(Stored records)

++++++++

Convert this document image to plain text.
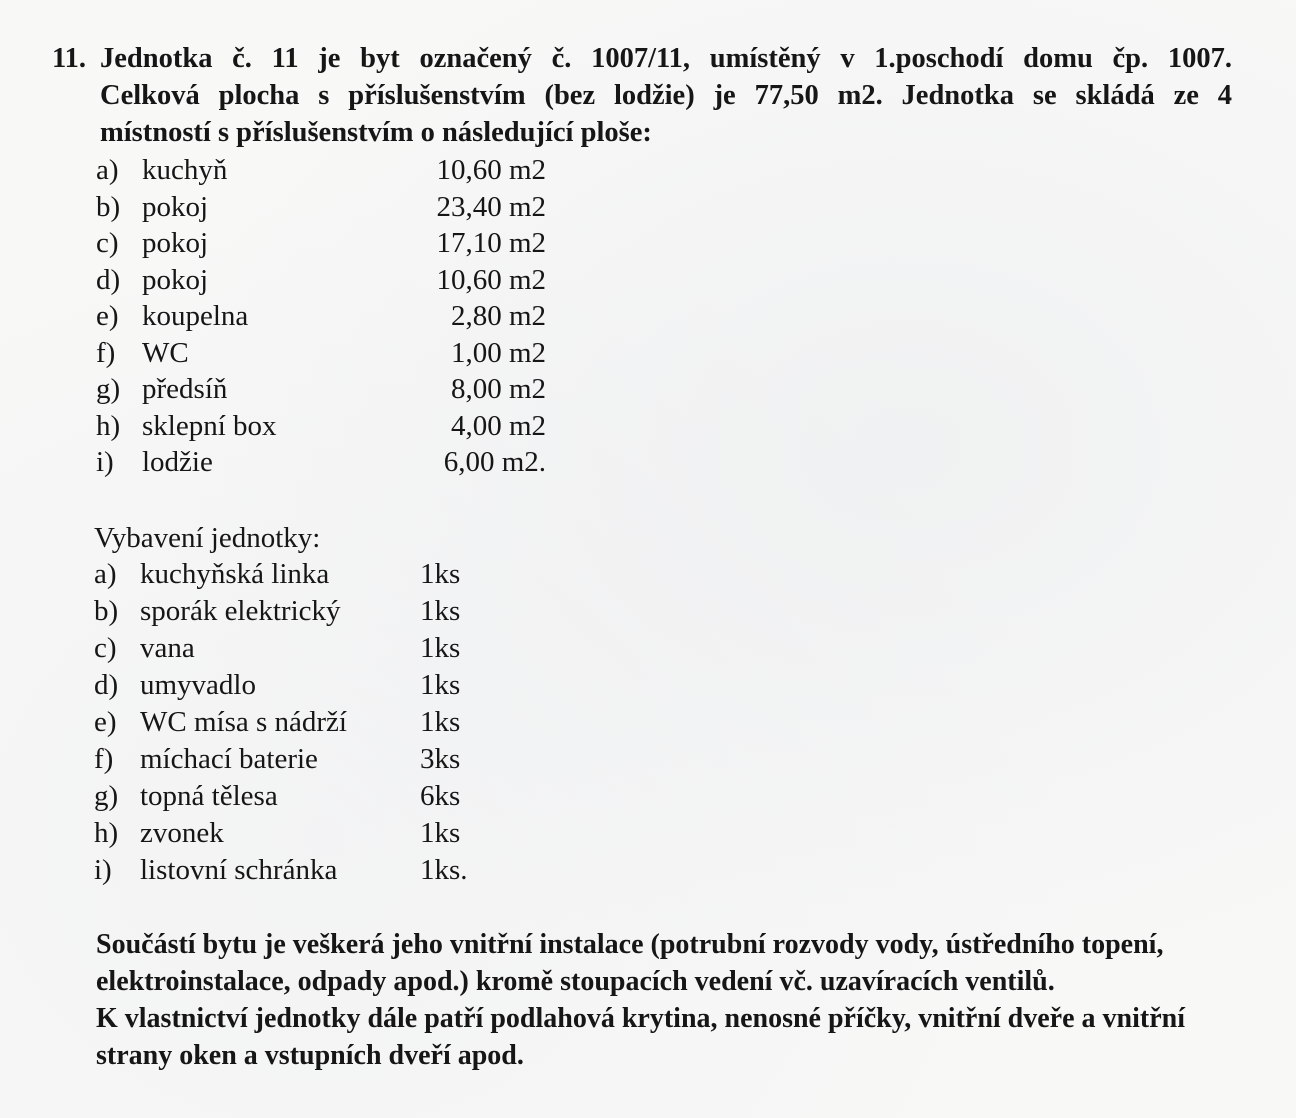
11. Jednotka č. 11 je byt označený č. 1007/11, umístěný v 1.poschodí domu čp. 1007.
Celková plocha s příslušenstvím (bez lodžie) je 77,50 m2. Jednotka se skládá ze 4
místností s příslušenstvím o následující ploše:
a) kuchyň	10,60 m2
b) pokoj	23,40 m2
c) pokoj	17,10 m2
d) pokoj	10,60 m2
e) koupelna	2,80 m2
f) WC	1,00 m2
g) předsíň	8,00 m2
h) sklepní box	4,00 m2
i) lodžie	6,00 m2.
Vybavení jednotky:
a) kuchyňská linka	1ks
b) sporák elektrický	1ks
c) vana	1ks
d) umyvadlo	1ks
e) WC mísa s nádrží	1ks
f) míchací baterie	3ks
g) topná tělesa	6ks
h) zvonek	1ks
i) listovní schránka	1ks.
Součástí bytu je veškerá jeho vnitřní instalace (potrubní rozvody vody, ústředního topení,
elektroinstalace, odpady apod.) kromě stoupacích vedení vč. uzavíracích ventilů.
K vlastnictví jednotky dále patří podlahová krytina, nenosné příčky, vnitřní dveře a vnitřní
strany oken a vstupních dveří apod.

++++++++

* **The task**
Reproduce all the entries that precede this task, word for word, minus any pictures.

* **Answer to the task**
Convert this document image to plain text.
11. Jednotka č. 11 je byt označený č. 1007/11, umístěný v 1.poschodí domu čp. 1007.
Celková plocha s příslušenstvím (bez lodžie) je 77,50 m2. Jednotka se skládá ze 4
místností s příslušenstvím o následující ploše:
a) kuchyň	10,60 m2
b) pokoj	23,40 m2
c) pokoj	17,10 m2
d) pokoj	10,60 m2
e) koupelna	2,80 m2
f) WC	1,00 m2
g) předsíň	8,00 m2
h) sklepní box	4,00 m2
i) lodžie	6,00 m2.
Vybavení jednotky:
a) kuchyňská linka	1ks
b) sporák elektrický	1ks
c) vana	1ks
d) umyvadlo	1ks
e) WC mísa s nádrží	1ks
f) míchací baterie	3ks
g) topná tělesa	6ks
h) zvonek	1ks
i) listovní schránka	1ks.
Součástí bytu je veškerá jeho vnitřní instalace (potrubní rozvody vody, ústředního topení,
elektroinstalace, odpady apod.) kromě stoupacích vedení vč. uzavíracích ventilů.
K vlastnictví jednotky dále patří podlahová krytina, nenosné příčky, vnitřní dveře a vnitřní
strany oken a vstupních dveří apod.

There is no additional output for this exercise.